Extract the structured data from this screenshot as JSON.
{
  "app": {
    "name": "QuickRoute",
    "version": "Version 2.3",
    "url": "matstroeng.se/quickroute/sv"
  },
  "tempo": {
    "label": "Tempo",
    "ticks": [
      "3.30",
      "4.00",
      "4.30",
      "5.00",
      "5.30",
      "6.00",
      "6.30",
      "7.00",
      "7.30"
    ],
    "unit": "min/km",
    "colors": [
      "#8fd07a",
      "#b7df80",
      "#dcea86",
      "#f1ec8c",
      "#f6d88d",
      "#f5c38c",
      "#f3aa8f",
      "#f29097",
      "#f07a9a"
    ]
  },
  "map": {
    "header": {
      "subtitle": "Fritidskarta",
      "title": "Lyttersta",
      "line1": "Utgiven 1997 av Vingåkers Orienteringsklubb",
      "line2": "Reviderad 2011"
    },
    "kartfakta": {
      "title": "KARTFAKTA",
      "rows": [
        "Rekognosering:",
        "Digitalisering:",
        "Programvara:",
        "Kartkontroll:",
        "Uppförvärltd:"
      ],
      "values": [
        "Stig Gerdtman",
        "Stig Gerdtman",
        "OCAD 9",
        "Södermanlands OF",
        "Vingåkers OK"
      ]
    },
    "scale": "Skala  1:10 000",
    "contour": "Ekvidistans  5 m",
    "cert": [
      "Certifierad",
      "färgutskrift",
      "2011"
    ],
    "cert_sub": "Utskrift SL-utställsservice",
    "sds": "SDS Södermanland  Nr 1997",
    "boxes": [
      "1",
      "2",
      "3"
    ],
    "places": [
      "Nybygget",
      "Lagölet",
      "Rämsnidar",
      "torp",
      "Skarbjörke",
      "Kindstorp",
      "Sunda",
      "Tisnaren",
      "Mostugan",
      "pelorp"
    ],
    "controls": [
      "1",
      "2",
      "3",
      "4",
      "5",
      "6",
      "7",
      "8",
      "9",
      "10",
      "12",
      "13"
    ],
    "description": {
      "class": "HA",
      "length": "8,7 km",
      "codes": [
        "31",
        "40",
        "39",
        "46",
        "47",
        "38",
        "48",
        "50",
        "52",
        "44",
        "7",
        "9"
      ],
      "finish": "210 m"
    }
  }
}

===

--- Stated exercise ---
Set down all of the data above, word for word.

--- Task output ---
Extract the structured data from this screenshot as JSON.
{
  "app": {
    "name": "QuickRoute",
    "version": "Version 2.3",
    "url": "matstroeng.se/quickroute/sv"
  },
  "tempo": {
    "label": "Tempo",
    "ticks": [
      "3.30",
      "4.00",
      "4.30",
      "5.00",
      "5.30",
      "6.00",
      "6.30",
      "7.00",
      "7.30"
    ],
    "unit": "min/km",
    "colors": [
      "#8fd07a",
      "#b7df80",
      "#dcea86",
      "#f1ec8c",
      "#f6d88d",
      "#f5c38c",
      "#f3aa8f",
      "#f29097",
      "#f07a9a"
    ]
  },
  "map": {
    "header": {
      "subtitle": "Fritidskarta",
      "title": "Lyttersta",
      "line1": "Utgiven 1997 av Vingåkers Orienteringsklubb",
      "line2": "Reviderad 2011"
    },
    "kartfakta": {
      "title": "KARTFAKTA",
      "rows": [
        "Rekognosering:",
        "Digitalisering:",
        "Programvara:",
        "Kartkontroll:",
        "Uppförvärltd:"
      ],
      "values": [
        "Stig Gerdtman",
        "Stig Gerdtman",
        "OCAD 9",
        "Södermanlands OF",
        "Vingåkers OK"
      ]
    },
    "scale": "Skala  1:10 000",
    "contour": "Ekvidistans  5 m",
    "cert": [
      "Certifierad",
      "färgutskrift",
      "2011"
    ],
    "cert_sub": "Utskrift SL-utställsservice",
    "sds": "SDS Södermanland  Nr 1997",
    "boxes": [
      "1",
      "2",
      "3"
    ],
    "places": [
      "Nybygget",
      "Lagölet",
      "Rämsnidar",
      "torp",
      "Skarbjörke",
      "Kindstorp",
      "Sunda",
      "Tisnaren",
      "Mostugan",
      "pelorp"
    ],
    "controls": [
      "1",
      "2",
      "3",
      "4",
      "5",
      "6",
      "7",
      "8",
      "9",
      "10",
      "12",
      "13"
    ],
    "description": {
      "class": "HA",
      "length": "8,7 km",
      "codes": [
        "31",
        "40",
        "39",
        "46",
        "47",
        "38",
        "48",
        "50",
        "52",
        "44",
        "7",
        "9"
      ],
      "finish": "210 m"
    }
  }
}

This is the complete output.